What is being asked >> Repeat, exactly and completely, the entries shown underneath.

= = = = =

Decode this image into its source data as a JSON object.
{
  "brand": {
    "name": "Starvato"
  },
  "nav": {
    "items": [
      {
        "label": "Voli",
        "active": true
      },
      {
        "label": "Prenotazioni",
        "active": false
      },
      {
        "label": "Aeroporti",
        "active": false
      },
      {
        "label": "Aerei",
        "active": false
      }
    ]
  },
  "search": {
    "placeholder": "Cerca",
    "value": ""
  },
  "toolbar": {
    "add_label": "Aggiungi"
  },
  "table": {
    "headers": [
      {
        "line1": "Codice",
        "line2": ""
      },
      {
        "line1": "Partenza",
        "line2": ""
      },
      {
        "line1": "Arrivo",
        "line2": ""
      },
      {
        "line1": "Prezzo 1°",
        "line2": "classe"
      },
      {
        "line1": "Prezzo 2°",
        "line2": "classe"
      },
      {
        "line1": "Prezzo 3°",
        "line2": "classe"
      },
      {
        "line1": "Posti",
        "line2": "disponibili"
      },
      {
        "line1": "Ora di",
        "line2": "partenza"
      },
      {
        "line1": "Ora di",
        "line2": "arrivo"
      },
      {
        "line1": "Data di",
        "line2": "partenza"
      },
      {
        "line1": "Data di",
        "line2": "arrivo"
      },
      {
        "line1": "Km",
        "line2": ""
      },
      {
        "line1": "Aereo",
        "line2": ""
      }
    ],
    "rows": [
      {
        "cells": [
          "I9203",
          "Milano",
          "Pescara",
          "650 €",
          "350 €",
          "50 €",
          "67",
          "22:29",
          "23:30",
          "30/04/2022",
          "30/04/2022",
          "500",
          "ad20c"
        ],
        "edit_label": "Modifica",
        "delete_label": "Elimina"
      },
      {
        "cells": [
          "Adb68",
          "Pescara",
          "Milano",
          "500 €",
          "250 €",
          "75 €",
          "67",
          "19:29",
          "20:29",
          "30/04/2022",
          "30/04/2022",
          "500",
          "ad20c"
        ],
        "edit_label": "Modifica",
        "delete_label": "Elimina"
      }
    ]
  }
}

= = = = =

Solution to the problem >>
Decode this image into its source data as a JSON object.
{
  "brand": {
    "name": "Starvato"
  },
  "nav": {
    "items": [
      {
        "label": "Voli",
        "active": true
      },
      {
        "label": "Prenotazioni",
        "active": false
      },
      {
        "label": "Aeroporti",
        "active": false
      },
      {
        "label": "Aerei",
        "active": false
      }
    ]
  },
  "search": {
    "placeholder": "Cerca",
    "value": ""
  },
  "toolbar": {
    "add_label": "Aggiungi"
  },
  "table": {
    "headers": [
      {
        "line1": "Codice",
        "line2": ""
      },
      {
        "line1": "Partenza",
        "line2": ""
      },
      {
        "line1": "Arrivo",
        "line2": ""
      },
      {
        "line1": "Prezzo 1°",
        "line2": "classe"
      },
      {
        "line1": "Prezzo 2°",
        "line2": "classe"
      },
      {
        "line1": "Prezzo 3°",
        "line2": "classe"
      },
      {
        "line1": "Posti",
        "line2": "disponibili"
      },
      {
        "line1": "Ora di",
        "line2": "partenza"
      },
      {
        "line1": "Ora di",
        "line2": "arrivo"
      },
      {
        "line1": "Data di",
        "line2": "partenza"
      },
      {
        "line1": "Data di",
        "line2": "arrivo"
      },
      {
        "line1": "Km",
        "line2": ""
      },
      {
        "line1": "Aereo",
        "line2": ""
      }
    ],
    "rows": [
      {
        "cells": [
          "I9203",
          "Milano",
          "Pescara",
          "650 €",
          "350 €",
          "50 €",
          "67",
          "22:29",
          "23:30",
          "30/04/2022",
          "30/04/2022",
          "500",
          "ad20c"
        ],
        "edit_label": "Modifica",
        "delete_label": "Elimina"
      },
      {
        "cells": [
          "Adb68",
          "Pescara",
          "Milano",
          "500 €",
          "250 €",
          "75 €",
          "67",
          "19:29",
          "20:29",
          "30/04/2022",
          "30/04/2022",
          "500",
          "ad20c"
        ],
        "edit_label": "Modifica",
        "delete_label": "Elimina"
      }
    ]
  }
}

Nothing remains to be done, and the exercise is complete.